TO DO.
Drop the images; return everything else in the listing below exactly.

Stored data:
'''

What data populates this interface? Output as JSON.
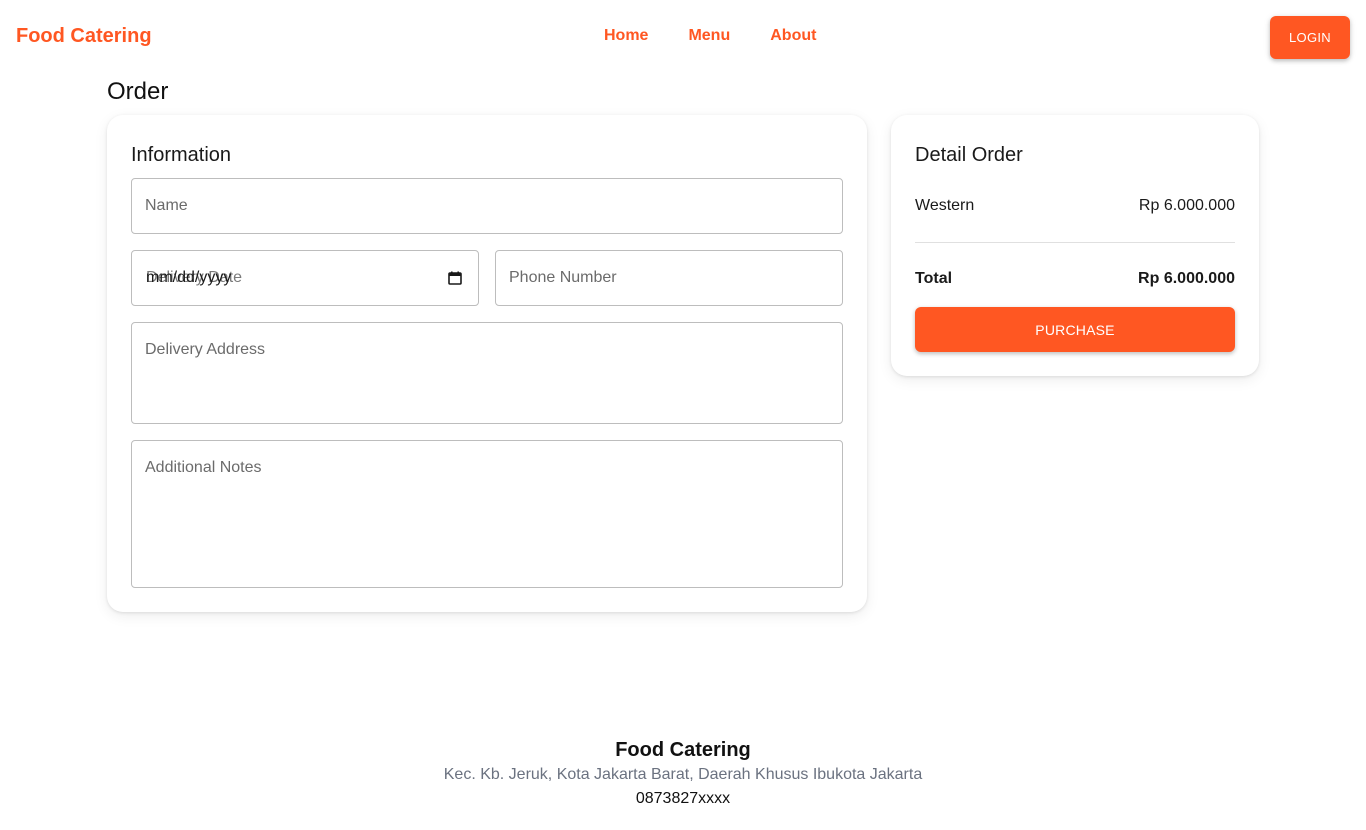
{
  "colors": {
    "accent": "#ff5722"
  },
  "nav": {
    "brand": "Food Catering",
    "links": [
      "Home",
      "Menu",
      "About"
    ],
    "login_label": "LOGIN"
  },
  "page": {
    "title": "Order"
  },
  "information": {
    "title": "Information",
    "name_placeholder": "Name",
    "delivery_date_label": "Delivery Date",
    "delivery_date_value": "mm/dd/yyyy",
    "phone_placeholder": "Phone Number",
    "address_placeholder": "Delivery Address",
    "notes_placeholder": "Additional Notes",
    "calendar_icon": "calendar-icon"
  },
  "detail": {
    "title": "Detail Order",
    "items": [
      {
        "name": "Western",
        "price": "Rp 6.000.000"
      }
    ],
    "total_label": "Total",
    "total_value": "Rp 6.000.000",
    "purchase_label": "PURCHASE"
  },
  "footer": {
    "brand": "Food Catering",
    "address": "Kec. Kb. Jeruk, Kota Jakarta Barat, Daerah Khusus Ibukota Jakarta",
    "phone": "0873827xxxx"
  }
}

'''

RESULT OF THE TASK.
What data populates this interface? Output as JSON.
{
  "colors": {
    "accent": "#ff5722"
  },
  "nav": {
    "brand": "Food Catering",
    "links": [
      "Home",
      "Menu",
      "About"
    ],
    "login_label": "LOGIN"
  },
  "page": {
    "title": "Order"
  },
  "information": {
    "title": "Information",
    "name_placeholder": "Name",
    "delivery_date_label": "Delivery Date",
    "delivery_date_value": "mm/dd/yyyy",
    "phone_placeholder": "Phone Number",
    "address_placeholder": "Delivery Address",
    "notes_placeholder": "Additional Notes",
    "calendar_icon": "calendar-icon"
  },
  "detail": {
    "title": "Detail Order",
    "items": [
      {
        "name": "Western",
        "price": "Rp 6.000.000"
      }
    ],
    "total_label": "Total",
    "total_value": "Rp 6.000.000",
    "purchase_label": "PURCHASE"
  },
  "footer": {
    "brand": "Food Catering",
    "address": "Kec. Kb. Jeruk, Kota Jakarta Barat, Daerah Khusus Ibukota Jakarta",
    "phone": "0873827xxxx"
  }
}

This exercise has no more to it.